— start Supplied data —
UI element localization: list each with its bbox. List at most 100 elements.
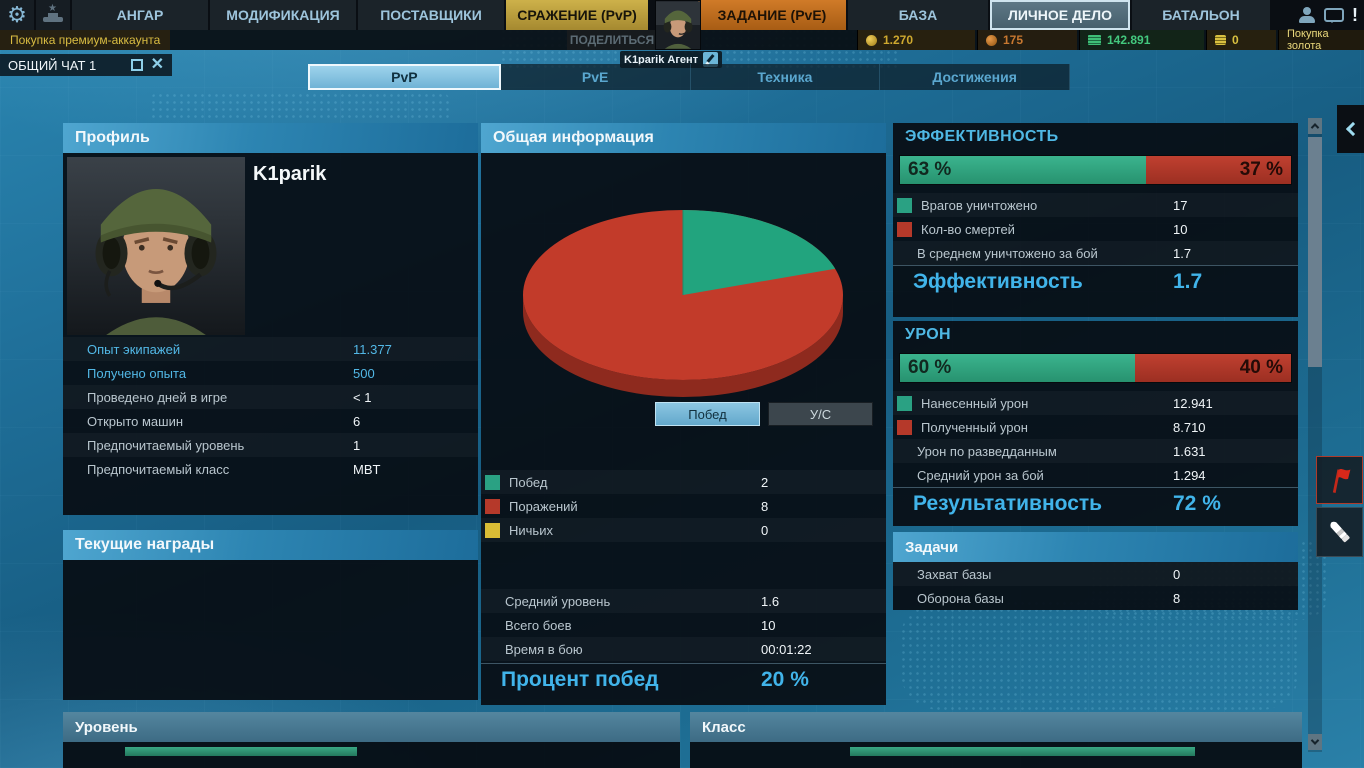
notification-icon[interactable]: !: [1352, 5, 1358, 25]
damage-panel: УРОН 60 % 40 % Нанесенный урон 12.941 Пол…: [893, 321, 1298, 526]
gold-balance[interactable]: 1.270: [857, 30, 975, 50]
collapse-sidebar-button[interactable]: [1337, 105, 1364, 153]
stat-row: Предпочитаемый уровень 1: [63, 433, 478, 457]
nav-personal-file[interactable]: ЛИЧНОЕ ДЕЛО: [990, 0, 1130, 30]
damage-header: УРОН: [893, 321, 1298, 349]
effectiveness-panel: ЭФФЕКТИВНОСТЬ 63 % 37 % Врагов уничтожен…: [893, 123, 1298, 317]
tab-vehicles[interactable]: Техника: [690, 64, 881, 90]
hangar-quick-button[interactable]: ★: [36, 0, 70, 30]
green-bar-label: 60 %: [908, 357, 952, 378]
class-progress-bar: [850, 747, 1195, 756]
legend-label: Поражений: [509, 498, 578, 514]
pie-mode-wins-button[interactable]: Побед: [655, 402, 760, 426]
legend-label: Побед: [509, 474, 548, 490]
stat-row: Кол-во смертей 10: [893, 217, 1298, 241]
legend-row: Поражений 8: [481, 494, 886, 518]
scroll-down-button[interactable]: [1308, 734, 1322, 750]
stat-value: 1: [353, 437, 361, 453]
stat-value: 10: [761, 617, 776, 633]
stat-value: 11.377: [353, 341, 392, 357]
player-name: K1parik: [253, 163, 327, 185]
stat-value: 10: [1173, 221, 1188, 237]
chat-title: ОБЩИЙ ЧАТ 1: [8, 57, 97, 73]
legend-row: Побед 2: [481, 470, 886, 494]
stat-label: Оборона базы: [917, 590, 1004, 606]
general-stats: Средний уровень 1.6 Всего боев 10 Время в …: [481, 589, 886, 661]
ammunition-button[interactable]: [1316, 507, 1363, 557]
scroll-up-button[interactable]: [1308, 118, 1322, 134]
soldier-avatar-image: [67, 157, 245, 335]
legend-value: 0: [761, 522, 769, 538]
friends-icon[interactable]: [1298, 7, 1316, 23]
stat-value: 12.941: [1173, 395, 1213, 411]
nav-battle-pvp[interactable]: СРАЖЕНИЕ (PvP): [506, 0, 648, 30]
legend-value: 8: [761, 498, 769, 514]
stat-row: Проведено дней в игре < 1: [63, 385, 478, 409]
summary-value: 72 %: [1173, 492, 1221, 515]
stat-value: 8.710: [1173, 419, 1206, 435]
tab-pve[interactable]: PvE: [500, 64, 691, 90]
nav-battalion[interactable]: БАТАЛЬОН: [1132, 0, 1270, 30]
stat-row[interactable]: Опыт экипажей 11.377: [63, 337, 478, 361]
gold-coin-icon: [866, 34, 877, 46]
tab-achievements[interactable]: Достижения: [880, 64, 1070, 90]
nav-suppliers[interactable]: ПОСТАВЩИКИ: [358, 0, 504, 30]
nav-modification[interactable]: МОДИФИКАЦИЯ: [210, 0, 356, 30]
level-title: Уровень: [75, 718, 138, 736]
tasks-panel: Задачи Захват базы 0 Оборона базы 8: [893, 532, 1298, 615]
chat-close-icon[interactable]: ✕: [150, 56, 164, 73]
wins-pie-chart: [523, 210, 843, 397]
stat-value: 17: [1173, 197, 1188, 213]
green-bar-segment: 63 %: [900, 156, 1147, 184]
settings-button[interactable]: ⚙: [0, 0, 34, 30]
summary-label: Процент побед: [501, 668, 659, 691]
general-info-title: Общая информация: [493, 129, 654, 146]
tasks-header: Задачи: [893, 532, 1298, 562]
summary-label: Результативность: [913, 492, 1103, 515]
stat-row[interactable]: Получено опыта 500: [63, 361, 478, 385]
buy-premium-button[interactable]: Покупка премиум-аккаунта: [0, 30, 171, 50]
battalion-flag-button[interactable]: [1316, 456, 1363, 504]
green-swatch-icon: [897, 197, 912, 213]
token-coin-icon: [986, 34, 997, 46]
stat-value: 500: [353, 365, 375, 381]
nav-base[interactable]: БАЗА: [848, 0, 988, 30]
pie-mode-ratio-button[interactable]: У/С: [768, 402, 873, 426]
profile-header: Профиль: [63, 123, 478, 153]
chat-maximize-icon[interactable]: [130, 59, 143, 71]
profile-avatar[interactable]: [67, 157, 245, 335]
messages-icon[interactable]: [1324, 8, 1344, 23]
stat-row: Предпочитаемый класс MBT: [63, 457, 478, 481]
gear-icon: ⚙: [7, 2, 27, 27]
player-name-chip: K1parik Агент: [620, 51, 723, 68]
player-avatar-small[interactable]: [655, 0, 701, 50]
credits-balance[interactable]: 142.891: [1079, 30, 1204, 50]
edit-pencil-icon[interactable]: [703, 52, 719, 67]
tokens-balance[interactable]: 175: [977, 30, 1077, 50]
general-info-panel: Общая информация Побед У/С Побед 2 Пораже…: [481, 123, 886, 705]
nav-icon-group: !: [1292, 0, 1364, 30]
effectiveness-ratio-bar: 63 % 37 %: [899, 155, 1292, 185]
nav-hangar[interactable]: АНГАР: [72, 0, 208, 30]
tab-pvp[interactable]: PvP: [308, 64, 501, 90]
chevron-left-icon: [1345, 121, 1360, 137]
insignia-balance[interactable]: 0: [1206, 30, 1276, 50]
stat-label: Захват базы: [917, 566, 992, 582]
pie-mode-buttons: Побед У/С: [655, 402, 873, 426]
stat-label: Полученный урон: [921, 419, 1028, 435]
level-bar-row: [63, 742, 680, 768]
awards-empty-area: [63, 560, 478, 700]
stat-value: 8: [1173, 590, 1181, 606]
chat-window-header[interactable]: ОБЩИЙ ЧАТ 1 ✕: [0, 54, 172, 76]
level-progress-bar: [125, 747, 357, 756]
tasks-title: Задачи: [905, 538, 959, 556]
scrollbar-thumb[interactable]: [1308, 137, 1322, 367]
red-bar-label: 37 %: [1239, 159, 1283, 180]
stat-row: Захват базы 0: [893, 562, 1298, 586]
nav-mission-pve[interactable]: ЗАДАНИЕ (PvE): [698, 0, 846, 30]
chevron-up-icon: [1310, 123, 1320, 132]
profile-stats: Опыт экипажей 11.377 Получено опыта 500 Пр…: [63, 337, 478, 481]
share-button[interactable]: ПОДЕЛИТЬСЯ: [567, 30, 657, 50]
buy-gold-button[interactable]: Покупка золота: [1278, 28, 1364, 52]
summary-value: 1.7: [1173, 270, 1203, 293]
— end Supplied data —
— start Supplied data —
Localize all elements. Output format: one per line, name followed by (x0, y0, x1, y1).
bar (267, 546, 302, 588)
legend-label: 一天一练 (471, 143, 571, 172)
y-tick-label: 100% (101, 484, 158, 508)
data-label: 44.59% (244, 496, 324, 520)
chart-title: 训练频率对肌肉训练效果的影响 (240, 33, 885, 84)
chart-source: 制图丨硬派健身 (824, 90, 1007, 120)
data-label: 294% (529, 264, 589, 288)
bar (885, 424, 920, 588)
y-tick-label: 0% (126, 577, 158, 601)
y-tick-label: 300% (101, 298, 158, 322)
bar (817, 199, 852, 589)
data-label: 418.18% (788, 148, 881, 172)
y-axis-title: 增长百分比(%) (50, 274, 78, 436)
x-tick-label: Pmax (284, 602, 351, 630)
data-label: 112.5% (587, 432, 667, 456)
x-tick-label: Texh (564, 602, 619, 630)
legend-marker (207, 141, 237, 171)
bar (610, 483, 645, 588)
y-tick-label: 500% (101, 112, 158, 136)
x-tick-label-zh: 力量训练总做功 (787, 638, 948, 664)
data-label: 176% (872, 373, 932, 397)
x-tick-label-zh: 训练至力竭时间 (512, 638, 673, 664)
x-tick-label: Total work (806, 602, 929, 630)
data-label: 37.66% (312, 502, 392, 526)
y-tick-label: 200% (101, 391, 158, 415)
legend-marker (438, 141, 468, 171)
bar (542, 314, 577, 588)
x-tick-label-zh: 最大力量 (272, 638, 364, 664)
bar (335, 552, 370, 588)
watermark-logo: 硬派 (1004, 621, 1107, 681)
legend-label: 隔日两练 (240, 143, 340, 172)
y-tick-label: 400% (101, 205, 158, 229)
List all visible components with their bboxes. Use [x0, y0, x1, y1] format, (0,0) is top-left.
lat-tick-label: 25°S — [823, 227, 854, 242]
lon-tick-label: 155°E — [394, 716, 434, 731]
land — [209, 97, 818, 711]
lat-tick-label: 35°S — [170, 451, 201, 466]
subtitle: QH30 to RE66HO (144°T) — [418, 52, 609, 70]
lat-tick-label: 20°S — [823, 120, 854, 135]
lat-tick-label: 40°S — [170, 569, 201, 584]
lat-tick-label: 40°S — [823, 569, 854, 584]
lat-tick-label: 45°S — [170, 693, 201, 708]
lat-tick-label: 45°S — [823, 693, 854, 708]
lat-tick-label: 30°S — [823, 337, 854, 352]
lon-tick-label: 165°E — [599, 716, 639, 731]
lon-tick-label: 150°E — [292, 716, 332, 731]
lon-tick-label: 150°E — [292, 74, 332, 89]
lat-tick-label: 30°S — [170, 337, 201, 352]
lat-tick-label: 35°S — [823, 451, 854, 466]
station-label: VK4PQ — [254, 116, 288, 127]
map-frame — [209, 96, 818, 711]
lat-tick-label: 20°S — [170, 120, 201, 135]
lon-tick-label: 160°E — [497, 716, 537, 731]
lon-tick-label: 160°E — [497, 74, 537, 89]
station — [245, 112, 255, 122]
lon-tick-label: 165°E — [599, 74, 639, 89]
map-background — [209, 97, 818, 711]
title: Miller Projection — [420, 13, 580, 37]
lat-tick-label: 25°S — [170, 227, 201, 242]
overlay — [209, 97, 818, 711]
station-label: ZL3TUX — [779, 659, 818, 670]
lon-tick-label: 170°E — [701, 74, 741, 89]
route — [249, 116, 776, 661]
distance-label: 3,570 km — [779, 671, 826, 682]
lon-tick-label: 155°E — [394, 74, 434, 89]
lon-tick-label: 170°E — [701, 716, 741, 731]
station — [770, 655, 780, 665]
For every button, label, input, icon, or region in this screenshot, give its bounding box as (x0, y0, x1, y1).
— end Supplied data —
— start Supplied data —
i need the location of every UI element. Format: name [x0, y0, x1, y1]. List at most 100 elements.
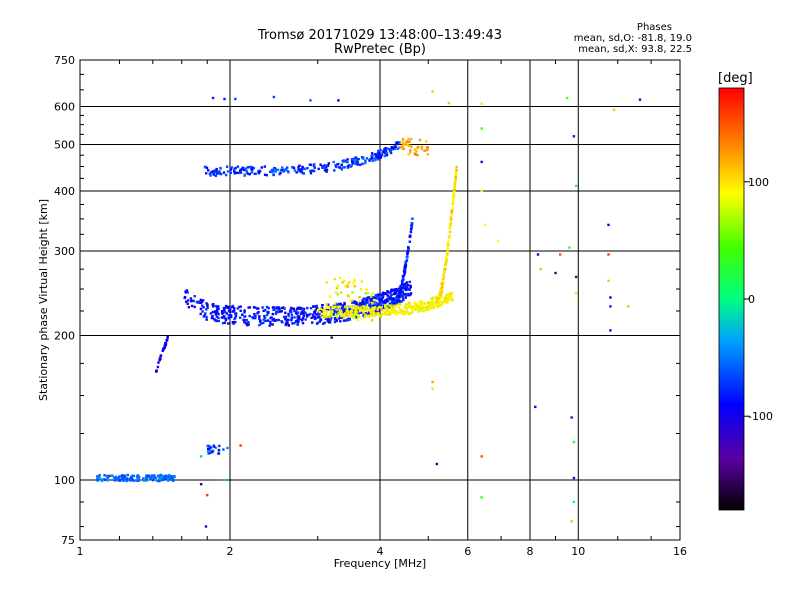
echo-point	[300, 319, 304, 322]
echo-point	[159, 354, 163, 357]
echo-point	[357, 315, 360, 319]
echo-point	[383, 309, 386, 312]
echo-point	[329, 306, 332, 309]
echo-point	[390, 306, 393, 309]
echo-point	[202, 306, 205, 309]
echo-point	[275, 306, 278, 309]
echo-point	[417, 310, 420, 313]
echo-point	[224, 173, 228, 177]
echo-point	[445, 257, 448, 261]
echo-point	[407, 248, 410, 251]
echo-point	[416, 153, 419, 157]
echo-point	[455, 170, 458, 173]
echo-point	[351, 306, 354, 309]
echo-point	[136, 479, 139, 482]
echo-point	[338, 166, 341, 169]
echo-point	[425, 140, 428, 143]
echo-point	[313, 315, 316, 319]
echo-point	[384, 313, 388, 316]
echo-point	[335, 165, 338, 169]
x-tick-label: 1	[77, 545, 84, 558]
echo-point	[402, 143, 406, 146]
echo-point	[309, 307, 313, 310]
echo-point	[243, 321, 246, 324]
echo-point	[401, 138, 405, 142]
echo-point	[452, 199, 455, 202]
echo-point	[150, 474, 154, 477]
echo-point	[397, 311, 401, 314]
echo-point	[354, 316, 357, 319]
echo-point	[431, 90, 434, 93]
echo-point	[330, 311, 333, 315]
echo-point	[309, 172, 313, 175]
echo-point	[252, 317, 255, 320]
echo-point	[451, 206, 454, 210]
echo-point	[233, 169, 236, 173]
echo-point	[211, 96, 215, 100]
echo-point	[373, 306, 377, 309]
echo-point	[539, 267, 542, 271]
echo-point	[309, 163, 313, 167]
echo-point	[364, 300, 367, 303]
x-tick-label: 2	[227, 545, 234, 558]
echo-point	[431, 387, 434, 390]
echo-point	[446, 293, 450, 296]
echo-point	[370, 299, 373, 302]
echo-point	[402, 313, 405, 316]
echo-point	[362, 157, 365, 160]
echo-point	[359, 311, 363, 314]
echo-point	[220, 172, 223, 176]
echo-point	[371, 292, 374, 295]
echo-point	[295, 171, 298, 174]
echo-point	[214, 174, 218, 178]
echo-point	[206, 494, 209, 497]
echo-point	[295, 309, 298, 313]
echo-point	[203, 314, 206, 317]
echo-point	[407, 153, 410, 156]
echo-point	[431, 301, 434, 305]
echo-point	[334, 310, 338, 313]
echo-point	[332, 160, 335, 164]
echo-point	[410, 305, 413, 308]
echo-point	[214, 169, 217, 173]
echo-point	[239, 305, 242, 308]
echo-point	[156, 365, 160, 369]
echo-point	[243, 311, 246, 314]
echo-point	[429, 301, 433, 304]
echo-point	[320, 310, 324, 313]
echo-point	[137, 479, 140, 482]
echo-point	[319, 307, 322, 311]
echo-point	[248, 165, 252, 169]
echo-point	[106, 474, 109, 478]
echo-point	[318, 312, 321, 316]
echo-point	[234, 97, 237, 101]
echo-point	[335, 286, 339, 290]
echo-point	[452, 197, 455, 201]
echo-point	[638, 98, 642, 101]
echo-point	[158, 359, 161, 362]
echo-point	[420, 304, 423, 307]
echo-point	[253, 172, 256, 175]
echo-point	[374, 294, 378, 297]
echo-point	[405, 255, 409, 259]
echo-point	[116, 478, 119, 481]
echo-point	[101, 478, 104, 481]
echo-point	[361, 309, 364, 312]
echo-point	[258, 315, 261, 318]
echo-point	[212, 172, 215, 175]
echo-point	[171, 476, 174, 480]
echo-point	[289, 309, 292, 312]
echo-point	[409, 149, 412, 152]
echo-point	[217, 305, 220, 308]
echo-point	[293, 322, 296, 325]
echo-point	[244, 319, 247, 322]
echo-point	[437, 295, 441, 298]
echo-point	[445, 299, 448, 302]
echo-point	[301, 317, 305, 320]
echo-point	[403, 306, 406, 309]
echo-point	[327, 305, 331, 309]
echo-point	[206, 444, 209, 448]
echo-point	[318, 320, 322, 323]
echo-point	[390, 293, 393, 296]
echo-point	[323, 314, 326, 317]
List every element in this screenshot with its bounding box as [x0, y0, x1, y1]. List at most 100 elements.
— end Supplied data —
# Work instructions:
Quote verbatim the material from the line containing "319, 304, 322]" up to and including the line containing "494, 209, 497]".

# Worked answer:
echo-point	[300, 319, 304, 322]
echo-point	[159, 354, 163, 357]
echo-point	[357, 315, 360, 319]
echo-point	[383, 309, 386, 312]
echo-point	[329, 306, 332, 309]
echo-point	[390, 306, 393, 309]
echo-point	[202, 306, 205, 309]
echo-point	[275, 306, 278, 309]
echo-point	[417, 310, 420, 313]
echo-point	[224, 173, 228, 177]
echo-point	[445, 257, 448, 261]
echo-point	[407, 248, 410, 251]
echo-point	[416, 153, 419, 157]
echo-point	[455, 170, 458, 173]
echo-point	[351, 306, 354, 309]
echo-point	[136, 479, 139, 482]
echo-point	[338, 166, 341, 169]
echo-point	[425, 140, 428, 143]
echo-point	[313, 315, 316, 319]
echo-point	[384, 313, 388, 316]
echo-point	[335, 165, 338, 169]
x-tick-label: 1	[77, 545, 84, 558]
echo-point	[402, 143, 406, 146]
echo-point	[309, 307, 313, 310]
echo-point	[243, 321, 246, 324]
echo-point	[401, 138, 405, 142]
echo-point	[452, 199, 455, 202]
echo-point	[150, 474, 154, 477]
echo-point	[397, 311, 401, 314]
echo-point	[354, 316, 357, 319]
echo-point	[431, 90, 434, 93]
echo-point	[330, 311, 333, 315]
echo-point	[309, 172, 313, 175]
echo-point	[252, 317, 255, 320]
echo-point	[451, 206, 454, 210]
echo-point	[233, 169, 236, 173]
echo-point	[211, 96, 215, 100]
echo-point	[373, 306, 377, 309]
echo-point	[539, 267, 542, 271]
echo-point	[309, 163, 313, 167]
echo-point	[364, 300, 367, 303]
x-tick-label: 2	[227, 545, 234, 558]
echo-point	[431, 387, 434, 390]
echo-point	[446, 293, 450, 296]
echo-point	[370, 299, 373, 302]
echo-point	[402, 313, 405, 316]
echo-point	[362, 157, 365, 160]
echo-point	[359, 311, 363, 314]
echo-point	[220, 172, 223, 176]
echo-point	[371, 292, 374, 295]
echo-point	[295, 171, 298, 174]
echo-point	[214, 174, 218, 178]
echo-point	[206, 494, 209, 497]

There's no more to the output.